- _DIRECTIONS_
Count how many lines hold the string "Rankings". Answer with that number and nothing more.

::::::::::

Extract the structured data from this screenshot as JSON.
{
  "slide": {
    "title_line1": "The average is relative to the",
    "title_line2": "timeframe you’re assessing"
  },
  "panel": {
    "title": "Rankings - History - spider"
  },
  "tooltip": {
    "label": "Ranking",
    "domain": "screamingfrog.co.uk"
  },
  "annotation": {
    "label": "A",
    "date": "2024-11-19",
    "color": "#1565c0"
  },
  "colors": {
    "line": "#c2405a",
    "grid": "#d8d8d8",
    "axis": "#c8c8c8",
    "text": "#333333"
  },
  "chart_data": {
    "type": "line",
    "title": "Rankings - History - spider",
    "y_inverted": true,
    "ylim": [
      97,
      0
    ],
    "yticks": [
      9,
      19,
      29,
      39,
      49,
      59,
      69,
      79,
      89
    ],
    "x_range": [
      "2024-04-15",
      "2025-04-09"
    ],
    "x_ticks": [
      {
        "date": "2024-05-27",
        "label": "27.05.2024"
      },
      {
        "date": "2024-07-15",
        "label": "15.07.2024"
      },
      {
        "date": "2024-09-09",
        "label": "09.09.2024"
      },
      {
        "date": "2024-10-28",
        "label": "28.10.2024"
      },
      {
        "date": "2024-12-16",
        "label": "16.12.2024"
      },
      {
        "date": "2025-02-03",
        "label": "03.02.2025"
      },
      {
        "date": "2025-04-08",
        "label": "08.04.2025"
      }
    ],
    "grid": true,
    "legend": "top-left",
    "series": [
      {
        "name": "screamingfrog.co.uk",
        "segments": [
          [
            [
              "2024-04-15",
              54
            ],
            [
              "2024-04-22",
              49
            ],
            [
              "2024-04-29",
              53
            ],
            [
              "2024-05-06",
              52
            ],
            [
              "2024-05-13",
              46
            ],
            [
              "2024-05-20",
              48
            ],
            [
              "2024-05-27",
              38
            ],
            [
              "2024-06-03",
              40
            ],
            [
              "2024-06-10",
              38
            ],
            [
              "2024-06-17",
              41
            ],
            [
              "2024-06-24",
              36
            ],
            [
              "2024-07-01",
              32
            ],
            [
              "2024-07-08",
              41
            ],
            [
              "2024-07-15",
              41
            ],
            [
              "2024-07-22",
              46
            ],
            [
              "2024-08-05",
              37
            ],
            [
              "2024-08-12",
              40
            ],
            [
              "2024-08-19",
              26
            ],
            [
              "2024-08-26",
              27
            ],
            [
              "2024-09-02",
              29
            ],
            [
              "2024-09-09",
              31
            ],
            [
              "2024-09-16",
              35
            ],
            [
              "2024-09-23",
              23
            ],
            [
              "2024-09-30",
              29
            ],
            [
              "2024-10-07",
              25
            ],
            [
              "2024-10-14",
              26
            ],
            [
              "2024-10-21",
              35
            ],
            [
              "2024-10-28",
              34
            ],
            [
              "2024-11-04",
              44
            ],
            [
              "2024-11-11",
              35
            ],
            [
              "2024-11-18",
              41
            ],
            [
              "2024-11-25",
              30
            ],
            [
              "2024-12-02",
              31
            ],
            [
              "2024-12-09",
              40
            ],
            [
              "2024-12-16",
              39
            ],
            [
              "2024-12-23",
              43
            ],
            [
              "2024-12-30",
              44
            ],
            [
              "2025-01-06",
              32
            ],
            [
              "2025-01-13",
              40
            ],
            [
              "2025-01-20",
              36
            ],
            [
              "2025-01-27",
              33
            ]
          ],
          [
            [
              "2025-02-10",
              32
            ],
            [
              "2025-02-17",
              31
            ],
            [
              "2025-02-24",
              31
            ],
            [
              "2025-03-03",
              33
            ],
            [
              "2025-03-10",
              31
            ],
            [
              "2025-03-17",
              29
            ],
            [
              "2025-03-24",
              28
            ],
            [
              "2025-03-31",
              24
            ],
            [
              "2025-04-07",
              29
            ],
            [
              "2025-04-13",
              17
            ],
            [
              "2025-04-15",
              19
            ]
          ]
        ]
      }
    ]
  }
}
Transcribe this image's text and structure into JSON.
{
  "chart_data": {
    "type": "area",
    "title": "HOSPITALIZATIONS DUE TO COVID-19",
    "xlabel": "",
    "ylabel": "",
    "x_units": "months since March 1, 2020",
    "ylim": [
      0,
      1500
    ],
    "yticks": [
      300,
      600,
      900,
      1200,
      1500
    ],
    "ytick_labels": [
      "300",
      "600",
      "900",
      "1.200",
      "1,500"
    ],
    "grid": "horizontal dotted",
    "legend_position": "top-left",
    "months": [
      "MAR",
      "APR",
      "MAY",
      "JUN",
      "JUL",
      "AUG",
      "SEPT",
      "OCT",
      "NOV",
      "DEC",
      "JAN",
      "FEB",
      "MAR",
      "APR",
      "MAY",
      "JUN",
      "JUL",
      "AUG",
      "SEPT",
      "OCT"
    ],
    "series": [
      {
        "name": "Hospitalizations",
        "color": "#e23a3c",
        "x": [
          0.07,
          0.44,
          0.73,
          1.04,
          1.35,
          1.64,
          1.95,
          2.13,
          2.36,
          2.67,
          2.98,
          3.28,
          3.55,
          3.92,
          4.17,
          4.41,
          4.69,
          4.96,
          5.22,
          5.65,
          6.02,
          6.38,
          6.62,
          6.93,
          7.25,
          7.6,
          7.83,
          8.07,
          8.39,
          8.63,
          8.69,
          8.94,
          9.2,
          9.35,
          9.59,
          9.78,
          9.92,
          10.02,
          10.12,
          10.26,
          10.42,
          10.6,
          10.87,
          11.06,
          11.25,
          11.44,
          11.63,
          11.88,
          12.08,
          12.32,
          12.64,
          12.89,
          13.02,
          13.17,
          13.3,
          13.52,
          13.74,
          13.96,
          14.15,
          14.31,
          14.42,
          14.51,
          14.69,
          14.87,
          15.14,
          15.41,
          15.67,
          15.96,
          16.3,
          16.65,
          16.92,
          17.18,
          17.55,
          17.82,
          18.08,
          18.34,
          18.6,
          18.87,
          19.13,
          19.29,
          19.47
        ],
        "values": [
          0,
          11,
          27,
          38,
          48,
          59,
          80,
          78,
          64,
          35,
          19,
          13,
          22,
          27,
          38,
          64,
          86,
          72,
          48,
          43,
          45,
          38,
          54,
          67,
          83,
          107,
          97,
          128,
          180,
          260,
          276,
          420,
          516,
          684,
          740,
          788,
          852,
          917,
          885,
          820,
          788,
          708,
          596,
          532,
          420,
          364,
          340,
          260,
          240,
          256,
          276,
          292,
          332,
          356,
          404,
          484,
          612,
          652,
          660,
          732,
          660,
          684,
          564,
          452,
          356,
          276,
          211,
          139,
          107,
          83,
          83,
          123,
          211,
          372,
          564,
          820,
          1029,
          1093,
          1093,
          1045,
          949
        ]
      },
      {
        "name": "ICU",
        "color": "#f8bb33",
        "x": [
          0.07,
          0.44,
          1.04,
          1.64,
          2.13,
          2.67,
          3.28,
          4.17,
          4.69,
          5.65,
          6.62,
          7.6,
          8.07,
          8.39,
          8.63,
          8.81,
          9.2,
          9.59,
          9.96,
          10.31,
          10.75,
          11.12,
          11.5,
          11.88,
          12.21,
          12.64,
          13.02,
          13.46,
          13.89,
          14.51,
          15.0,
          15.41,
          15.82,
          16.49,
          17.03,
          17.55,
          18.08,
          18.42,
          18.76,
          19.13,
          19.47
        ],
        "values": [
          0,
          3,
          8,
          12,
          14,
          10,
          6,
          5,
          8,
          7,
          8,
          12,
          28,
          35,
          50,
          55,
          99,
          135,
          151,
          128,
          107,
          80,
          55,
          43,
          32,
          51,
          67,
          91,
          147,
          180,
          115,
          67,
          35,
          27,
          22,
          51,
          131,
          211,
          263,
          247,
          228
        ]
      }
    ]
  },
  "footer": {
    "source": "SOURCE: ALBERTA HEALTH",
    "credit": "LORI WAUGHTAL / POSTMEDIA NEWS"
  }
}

::::::::::

- _WRITTEN SOLUTION_
2